Items from a dataset
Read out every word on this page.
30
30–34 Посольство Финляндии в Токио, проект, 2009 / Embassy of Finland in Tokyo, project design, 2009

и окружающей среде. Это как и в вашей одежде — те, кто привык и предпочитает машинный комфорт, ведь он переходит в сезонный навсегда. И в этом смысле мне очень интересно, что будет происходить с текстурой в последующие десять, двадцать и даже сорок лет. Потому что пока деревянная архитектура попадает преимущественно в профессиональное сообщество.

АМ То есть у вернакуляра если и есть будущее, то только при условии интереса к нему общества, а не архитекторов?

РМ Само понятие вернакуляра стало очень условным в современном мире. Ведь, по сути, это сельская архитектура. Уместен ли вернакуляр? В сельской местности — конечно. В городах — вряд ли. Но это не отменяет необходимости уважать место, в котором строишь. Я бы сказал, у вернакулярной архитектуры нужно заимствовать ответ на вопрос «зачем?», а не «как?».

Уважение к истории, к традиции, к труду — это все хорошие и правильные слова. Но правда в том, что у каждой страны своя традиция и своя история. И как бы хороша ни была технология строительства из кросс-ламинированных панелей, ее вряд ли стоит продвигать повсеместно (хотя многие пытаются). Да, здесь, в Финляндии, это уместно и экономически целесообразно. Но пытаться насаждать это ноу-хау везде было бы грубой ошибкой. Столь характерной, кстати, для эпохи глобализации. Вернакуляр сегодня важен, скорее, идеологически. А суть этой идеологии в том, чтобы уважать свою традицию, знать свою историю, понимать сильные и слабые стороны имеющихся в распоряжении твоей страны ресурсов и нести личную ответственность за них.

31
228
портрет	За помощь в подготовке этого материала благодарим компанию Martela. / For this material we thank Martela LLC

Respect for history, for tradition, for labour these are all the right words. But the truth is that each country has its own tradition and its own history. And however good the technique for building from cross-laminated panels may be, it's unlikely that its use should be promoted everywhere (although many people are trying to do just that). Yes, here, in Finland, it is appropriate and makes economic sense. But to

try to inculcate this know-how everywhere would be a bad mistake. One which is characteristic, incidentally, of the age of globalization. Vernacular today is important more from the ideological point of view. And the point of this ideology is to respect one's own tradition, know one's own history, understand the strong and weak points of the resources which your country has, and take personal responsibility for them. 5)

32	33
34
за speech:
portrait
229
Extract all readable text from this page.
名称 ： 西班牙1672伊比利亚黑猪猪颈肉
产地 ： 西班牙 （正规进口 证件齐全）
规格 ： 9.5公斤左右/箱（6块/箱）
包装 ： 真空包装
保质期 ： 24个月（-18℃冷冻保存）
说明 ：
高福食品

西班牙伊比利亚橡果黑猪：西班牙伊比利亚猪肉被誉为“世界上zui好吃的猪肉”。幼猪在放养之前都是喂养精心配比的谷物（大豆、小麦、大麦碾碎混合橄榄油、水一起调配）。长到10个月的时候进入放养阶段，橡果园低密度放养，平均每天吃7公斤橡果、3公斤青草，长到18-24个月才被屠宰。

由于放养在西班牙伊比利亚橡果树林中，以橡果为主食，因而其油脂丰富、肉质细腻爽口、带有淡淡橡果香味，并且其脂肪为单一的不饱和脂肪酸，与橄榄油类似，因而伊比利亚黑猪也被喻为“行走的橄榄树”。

Aim of the task —
Every line containing the string "this" must be listed.

Finished exercise —
Read out every word on this page.
портрет	За помощь в подготовке этого материала благодарим компанию Martela. / For this material we thank Martela LLC
try to inculcate this know-how everywhere would be a bad mistake. One which is characteristic, incidentally, of the age of globalization. Vernacular today is important more from the ideological point of view. And the point of this ideology is to respect one's own tradition, know one's own history, understand the strong and weak points of the resources which your country has, and take personal responsibility for them. 5)
Extract all readable text from this page.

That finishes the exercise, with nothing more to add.